**Stated task**
Reproduce the entries below in full, word for word.

═════ Given data ═════

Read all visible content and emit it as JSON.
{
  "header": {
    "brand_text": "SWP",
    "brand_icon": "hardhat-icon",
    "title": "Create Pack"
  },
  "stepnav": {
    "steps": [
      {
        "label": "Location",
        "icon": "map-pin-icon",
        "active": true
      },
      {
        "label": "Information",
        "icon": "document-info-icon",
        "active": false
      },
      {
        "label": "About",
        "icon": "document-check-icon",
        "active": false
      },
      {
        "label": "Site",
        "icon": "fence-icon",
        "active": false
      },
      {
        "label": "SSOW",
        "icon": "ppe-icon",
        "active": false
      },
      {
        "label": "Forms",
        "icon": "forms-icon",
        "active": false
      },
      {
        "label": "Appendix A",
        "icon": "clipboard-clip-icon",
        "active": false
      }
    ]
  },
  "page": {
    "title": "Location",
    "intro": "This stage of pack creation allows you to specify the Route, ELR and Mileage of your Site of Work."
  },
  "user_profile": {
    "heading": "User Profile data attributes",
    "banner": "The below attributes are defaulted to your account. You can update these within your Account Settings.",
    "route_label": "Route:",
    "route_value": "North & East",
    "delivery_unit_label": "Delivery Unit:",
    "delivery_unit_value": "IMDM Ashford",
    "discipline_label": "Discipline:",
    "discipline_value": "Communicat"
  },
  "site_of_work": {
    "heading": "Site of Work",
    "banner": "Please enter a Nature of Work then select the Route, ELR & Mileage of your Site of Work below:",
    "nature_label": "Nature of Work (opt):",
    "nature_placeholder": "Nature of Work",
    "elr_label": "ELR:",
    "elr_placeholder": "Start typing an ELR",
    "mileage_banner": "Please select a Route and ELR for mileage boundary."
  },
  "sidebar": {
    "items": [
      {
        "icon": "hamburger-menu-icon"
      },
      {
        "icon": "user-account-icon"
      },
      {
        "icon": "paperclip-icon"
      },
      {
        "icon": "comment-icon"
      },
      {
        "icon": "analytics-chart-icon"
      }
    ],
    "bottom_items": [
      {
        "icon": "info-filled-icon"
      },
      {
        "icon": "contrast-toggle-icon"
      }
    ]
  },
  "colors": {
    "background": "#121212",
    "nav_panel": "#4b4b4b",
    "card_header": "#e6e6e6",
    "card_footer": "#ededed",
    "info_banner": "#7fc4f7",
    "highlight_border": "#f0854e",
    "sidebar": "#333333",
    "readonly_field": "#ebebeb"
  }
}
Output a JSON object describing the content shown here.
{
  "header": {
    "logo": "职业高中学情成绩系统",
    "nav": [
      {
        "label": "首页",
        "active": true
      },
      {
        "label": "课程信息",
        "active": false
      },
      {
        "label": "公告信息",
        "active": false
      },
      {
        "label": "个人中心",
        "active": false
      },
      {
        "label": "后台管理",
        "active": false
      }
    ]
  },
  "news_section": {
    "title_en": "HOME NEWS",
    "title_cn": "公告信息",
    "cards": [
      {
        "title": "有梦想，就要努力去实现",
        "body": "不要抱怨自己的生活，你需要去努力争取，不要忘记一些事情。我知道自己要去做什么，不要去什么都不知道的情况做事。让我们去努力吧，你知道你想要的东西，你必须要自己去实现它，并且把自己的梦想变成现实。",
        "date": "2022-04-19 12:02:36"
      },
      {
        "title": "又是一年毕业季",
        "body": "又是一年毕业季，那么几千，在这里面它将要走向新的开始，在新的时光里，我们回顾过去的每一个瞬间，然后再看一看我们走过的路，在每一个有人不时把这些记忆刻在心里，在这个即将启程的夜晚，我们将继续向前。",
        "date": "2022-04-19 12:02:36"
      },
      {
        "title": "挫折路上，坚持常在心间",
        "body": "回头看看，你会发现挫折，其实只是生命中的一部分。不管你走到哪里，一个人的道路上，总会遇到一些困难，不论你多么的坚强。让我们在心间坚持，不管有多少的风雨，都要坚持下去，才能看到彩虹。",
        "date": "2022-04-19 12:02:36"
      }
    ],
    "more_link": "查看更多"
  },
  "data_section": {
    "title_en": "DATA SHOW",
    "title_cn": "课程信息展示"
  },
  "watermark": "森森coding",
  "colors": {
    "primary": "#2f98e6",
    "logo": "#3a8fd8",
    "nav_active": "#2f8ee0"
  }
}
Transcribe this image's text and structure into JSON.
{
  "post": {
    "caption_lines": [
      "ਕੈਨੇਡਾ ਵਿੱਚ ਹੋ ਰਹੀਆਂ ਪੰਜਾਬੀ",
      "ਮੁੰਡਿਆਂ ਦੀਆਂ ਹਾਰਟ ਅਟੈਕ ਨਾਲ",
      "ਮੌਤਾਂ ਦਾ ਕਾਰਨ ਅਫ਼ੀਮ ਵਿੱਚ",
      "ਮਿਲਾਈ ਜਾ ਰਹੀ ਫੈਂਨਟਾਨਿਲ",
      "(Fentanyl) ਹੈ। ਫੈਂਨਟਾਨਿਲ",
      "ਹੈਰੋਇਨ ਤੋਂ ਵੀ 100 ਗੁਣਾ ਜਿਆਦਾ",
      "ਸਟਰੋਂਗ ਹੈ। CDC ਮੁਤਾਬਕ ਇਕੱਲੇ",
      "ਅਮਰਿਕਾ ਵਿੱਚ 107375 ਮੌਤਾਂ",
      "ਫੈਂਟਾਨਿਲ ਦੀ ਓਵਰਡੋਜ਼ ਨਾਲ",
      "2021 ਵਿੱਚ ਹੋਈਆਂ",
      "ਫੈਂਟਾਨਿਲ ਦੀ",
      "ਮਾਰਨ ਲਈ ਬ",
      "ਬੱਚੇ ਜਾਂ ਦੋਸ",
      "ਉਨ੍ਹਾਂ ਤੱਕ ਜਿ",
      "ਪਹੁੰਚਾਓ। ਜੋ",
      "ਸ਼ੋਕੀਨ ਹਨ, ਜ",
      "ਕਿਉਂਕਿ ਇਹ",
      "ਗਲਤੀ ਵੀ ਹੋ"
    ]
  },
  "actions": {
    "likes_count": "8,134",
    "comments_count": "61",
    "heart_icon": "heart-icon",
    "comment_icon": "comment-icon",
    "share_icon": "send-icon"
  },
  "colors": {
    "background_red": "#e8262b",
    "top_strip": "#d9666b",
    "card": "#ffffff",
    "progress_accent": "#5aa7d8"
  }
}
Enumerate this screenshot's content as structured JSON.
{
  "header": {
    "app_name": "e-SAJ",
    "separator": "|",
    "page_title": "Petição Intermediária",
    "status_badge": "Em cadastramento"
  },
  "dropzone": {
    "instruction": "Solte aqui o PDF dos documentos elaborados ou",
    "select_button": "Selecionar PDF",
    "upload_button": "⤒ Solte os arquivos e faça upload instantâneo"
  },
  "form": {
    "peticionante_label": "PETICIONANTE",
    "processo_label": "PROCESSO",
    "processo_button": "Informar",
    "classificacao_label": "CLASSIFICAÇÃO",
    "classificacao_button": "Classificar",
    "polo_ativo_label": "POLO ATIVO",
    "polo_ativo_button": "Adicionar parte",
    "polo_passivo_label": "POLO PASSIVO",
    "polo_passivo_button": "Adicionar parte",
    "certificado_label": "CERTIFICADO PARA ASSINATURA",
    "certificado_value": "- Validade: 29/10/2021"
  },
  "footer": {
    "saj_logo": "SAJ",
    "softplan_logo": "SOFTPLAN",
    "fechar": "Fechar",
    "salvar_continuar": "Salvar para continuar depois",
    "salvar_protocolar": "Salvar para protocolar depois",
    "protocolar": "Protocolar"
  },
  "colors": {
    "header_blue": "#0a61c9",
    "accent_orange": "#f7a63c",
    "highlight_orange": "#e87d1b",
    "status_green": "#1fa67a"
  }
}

═════

**Correct result**
Read all visible content and emit it as JSON.
{
  "header": {
    "brand_text": "SWP",
    "brand_icon": "hardhat-icon",
    "title": "Create Pack"
  },
  "stepnav": {
    "steps": [
      {
        "label": "Location",
        "icon": "map-pin-icon",
        "active": true
      },
      {
        "label": "Information",
        "icon": "document-info-icon",
        "active": false
      },
      {
        "label": "About",
        "icon": "document-check-icon",
        "active": false
      },
      {
        "label": "Site",
        "icon": "fence-icon",
        "active": false
      },
      {
        "label": "SSOW",
        "icon": "ppe-icon",
        "active": false
      },
      {
        "label": "Forms",
        "icon": "forms-icon",
        "active": false
      },
      {
        "label": "Appendix A",
        "icon": "clipboard-clip-icon",
        "active": false
      }
    ]
  },
  "page": {
    "title": "Location",
    "intro": "This stage of pack creation allows you to specify the Route, ELR and Mileage of your Site of Work."
  },
  "user_profile": {
    "heading": "User Profile data attributes",
    "banner": "The below attributes are defaulted to your account. You can update these within your Account Settings.",
    "route_label": "Route:",
    "route_value": "North & East",
    "delivery_unit_label": "Delivery Unit:",
    "delivery_unit_value": "IMDM Ashford",
    "discipline_label": "Discipline:",
    "discipline_value": "Communicat"
  },
  "site_of_work": {
    "heading": "Site of Work",
    "banner": "Please enter a Nature of Work then select the Route, ELR & Mileage of your Site of Work below:",
    "nature_label": "Nature of Work (opt):",
    "nature_placeholder": "Nature of Work",
    "elr_label": "ELR:",
    "elr_placeholder": "Start typing an ELR",
    "mileage_banner": "Please select a Route and ELR for mileage boundary."
  },
  "sidebar": {
    "items": [
      {
        "icon": "hamburger-menu-icon"
      },
      {
        "icon": "user-account-icon"
      },
      {
        "icon": "paperclip-icon"
      },
      {
        "icon": "comment-icon"
      },
      {
        "icon": "analytics-chart-icon"
      }
    ],
    "bottom_items": [
      {
        "icon": "info-filled-icon"
      },
      {
        "icon": "contrast-toggle-icon"
      }
    ]
  },
  "colors": {
    "background": "#121212",
    "nav_panel": "#4b4b4b",
    "card_header": "#e6e6e6",
    "card_footer": "#ededed",
    "info_banner": "#7fc4f7",
    "highlight_border": "#f0854e",
    "sidebar": "#333333",
    "readonly_field": "#ebebeb"
  }
}
Output a JSON object describing the content shown here.
{
  "header": {
    "logo": "职业高中学情成绩系统",
    "nav": [
      {
        "label": "首页",
        "active": true
      },
      {
        "label": "课程信息",
        "active": false
      },
      {
        "label": "公告信息",
        "active": false
      },
      {
        "label": "个人中心",
        "active": false
      },
      {
        "label": "后台管理",
        "active": false
      }
    ]
  },
  "news_section": {
    "title_en": "HOME NEWS",
    "title_cn": "公告信息",
    "cards": [
      {
        "title": "有梦想，就要努力去实现",
        "body": "不要抱怨自己的生活，你需要去努力争取，不要忘记一些事情。我知道自己要去做什么，不要去什么都不知道的情况做事。让我们去努力吧，你知道你想要的东西，你必须要自己去实现它，并且把自己的梦想变成现实。",
        "date": "2022-04-19 12:02:36"
      },
      {
        "title": "又是一年毕业季",
        "body": "又是一年毕业季，那么几千，在这里面它将要走向新的开始，在新的时光里，我们回顾过去的每一个瞬间，然后再看一看我们走过的路，在每一个有人不时把这些记忆刻在心里，在这个即将启程的夜晚，我们将继续向前。",
        "date": "2022-04-19 12:02:36"
      },
      {
        "title": "挫折路上，坚持常在心间",
        "body": "回头看看，你会发现挫折，其实只是生命中的一部分。不管你走到哪里，一个人的道路上，总会遇到一些困难，不论你多么的坚强。让我们在心间坚持，不管有多少的风雨，都要坚持下去，才能看到彩虹。",
        "date": "2022-04-19 12:02:36"
      }
    ],
    "more_link": "查看更多"
  },
  "data_section": {
    "title_en": "DATA SHOW",
    "title_cn": "课程信息展示"
  },
  "watermark": "森森coding",
  "colors": {
    "primary": "#2f98e6",
    "logo": "#3a8fd8",
    "nav_active": "#2f8ee0"
  }
}
Transcribe this image's text and structure into JSON.
{
  "post": {
    "caption_lines": [
      "ਕੈਨੇਡਾ ਵਿੱਚ ਹੋ ਰਹੀਆਂ ਪੰਜਾਬੀ",
      "ਮੁੰਡਿਆਂ ਦੀਆਂ ਹਾਰਟ ਅਟੈਕ ਨਾਲ",
      "ਮੌਤਾਂ ਦਾ ਕਾਰਨ ਅਫ਼ੀਮ ਵਿੱਚ",
      "ਮਿਲਾਈ ਜਾ ਰਹੀ ਫੈਂਨਟਾਨਿਲ",
      "(Fentanyl) ਹੈ। ਫੈਂਨਟਾਨਿਲ",
      "ਹੈਰੋਇਨ ਤੋਂ ਵੀ 100 ਗੁਣਾ ਜਿਆਦਾ",
      "ਸਟਰੋਂਗ ਹੈ। CDC ਮੁਤਾਬਕ ਇਕੱਲੇ",
      "ਅਮਰਿਕਾ ਵਿੱਚ 107375 ਮੌਤਾਂ",
      "ਫੈਂਟਾਨਿਲ ਦੀ ਓਵਰਡੋਜ਼ ਨਾਲ",
      "2021 ਵਿੱਚ ਹੋਈਆਂ",
      "ਫੈਂਟਾਨਿਲ ਦੀ",
      "ਮਾਰਨ ਲਈ ਬ",
      "ਬੱਚੇ ਜਾਂ ਦੋਸ",
      "ਉਨ੍ਹਾਂ ਤੱਕ ਜਿ",
      "ਪਹੁੰਚਾਓ। ਜੋ",
      "ਸ਼ੋਕੀਨ ਹਨ, ਜ",
      "ਕਿਉਂਕਿ ਇਹ",
      "ਗਲਤੀ ਵੀ ਹੋ"
    ]
  },
  "actions": {
    "likes_count": "8,134",
    "comments_count": "61",
    "heart_icon": "heart-icon",
    "comment_icon": "comment-icon",
    "share_icon": "send-icon"
  },
  "colors": {
    "background_red": "#e8262b",
    "top_strip": "#d9666b",
    "card": "#ffffff",
    "progress_accent": "#5aa7d8"
  }
}
Enumerate this screenshot's content as structured JSON.
{
  "header": {
    "app_name": "e-SAJ",
    "separator": "|",
    "page_title": "Petição Intermediária",
    "status_badge": "Em cadastramento"
  },
  "dropzone": {
    "instruction": "Solte aqui o PDF dos documentos elaborados ou",
    "select_button": "Selecionar PDF",
    "upload_button": "⤒ Solte os arquivos e faça upload instantâneo"
  },
  "form": {
    "peticionante_label": "PETICIONANTE",
    "processo_label": "PROCESSO",
    "processo_button": "Informar",
    "classificacao_label": "CLASSIFICAÇÃO",
    "classificacao_button": "Classificar",
    "polo_ativo_label": "POLO ATIVO",
    "polo_ativo_button": "Adicionar parte",
    "polo_passivo_label": "POLO PASSIVO",
    "polo_passivo_button": "Adicionar parte",
    "certificado_label": "CERTIFICADO PARA ASSINATURA",
    "certificado_value": "- Validade: 29/10/2021"
  },
  "footer": {
    "saj_logo": "SAJ",
    "softplan_logo": "SOFTPLAN",
    "fechar": "Fechar",
    "salvar_continuar": "Salvar para continuar depois",
    "salvar_protocolar": "Salvar para protocolar depois",
    "protocolar": "Protocolar"
  },
  "colors": {
    "header_blue": "#0a61c9",
    "accent_orange": "#f7a63c",
    "highlight_orange": "#e87d1b",
    "status_green": "#1fa67a"
  }
}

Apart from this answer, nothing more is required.